» **Source data**:
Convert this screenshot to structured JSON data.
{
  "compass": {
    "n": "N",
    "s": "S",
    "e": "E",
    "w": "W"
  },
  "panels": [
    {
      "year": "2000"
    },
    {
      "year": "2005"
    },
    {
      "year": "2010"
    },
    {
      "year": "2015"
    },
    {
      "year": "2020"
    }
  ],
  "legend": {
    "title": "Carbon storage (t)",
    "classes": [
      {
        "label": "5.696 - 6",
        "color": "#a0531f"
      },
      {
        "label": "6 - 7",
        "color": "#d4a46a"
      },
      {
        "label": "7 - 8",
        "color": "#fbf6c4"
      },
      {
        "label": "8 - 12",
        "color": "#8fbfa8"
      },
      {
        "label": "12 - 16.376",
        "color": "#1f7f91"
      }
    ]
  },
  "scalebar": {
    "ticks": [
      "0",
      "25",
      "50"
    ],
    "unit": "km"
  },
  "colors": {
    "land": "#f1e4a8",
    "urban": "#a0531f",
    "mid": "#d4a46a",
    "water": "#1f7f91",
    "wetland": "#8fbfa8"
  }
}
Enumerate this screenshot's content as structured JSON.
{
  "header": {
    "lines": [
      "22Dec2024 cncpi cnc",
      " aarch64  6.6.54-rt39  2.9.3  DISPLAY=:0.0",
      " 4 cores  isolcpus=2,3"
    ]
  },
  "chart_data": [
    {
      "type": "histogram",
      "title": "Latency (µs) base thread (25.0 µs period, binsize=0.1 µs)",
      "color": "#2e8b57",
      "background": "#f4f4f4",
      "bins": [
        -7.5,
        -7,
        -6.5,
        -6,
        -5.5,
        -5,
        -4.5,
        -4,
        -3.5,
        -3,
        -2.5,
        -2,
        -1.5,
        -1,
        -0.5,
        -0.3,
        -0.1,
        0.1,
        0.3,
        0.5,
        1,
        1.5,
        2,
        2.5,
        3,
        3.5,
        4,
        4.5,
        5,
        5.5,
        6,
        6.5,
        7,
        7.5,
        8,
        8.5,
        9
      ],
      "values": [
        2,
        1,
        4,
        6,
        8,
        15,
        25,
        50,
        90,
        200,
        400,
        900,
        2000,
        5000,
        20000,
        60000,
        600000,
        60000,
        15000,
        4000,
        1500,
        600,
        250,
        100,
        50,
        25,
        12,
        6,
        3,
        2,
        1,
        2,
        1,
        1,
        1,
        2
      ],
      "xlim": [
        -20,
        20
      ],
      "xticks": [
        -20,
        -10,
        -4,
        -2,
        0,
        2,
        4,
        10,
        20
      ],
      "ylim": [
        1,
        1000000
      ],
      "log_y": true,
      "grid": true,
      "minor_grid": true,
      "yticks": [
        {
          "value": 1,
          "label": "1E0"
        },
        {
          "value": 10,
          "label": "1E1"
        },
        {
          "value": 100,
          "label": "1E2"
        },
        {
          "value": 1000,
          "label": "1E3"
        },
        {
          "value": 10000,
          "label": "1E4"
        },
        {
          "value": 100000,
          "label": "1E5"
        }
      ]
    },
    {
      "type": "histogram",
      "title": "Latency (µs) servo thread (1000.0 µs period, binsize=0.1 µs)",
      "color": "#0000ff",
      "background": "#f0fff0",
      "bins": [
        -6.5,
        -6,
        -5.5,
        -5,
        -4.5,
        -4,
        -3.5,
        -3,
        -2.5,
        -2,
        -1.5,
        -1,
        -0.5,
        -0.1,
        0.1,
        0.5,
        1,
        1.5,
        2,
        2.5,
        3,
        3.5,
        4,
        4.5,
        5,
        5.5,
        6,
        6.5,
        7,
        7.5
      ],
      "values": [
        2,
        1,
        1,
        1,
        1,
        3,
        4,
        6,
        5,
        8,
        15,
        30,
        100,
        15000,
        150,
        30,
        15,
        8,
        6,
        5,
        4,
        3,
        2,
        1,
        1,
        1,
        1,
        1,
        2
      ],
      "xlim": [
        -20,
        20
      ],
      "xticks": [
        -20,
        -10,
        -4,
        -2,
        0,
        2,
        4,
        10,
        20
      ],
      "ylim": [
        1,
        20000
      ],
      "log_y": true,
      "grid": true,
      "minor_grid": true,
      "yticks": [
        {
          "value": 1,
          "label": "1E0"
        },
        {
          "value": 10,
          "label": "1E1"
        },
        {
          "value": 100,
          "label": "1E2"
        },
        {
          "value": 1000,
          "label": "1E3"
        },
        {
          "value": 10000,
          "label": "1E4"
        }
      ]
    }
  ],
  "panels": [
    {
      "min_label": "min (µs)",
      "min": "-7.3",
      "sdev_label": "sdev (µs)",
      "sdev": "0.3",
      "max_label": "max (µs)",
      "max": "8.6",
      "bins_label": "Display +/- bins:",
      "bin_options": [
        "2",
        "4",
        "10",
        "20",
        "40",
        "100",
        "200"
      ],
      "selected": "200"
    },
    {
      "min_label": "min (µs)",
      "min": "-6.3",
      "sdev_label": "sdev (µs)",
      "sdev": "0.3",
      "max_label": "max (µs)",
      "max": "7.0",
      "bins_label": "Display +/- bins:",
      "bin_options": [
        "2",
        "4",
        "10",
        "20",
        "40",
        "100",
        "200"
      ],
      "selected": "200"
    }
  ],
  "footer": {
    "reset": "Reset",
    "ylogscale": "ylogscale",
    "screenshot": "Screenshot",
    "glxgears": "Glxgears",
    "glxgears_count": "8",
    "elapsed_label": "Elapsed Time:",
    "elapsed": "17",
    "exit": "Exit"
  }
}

» **What to do**: Read the data above. Pull out each line in which the string "title" appears.

» **Task response**:
    "title": "Carbon storage (t)",
      "title": "Latency (µs) base thread (25.0 µs period, binsize=0.1 µs)",
      "title": "Latency (µs) servo thread (1000.0 µs period, binsize=0.1 µs)",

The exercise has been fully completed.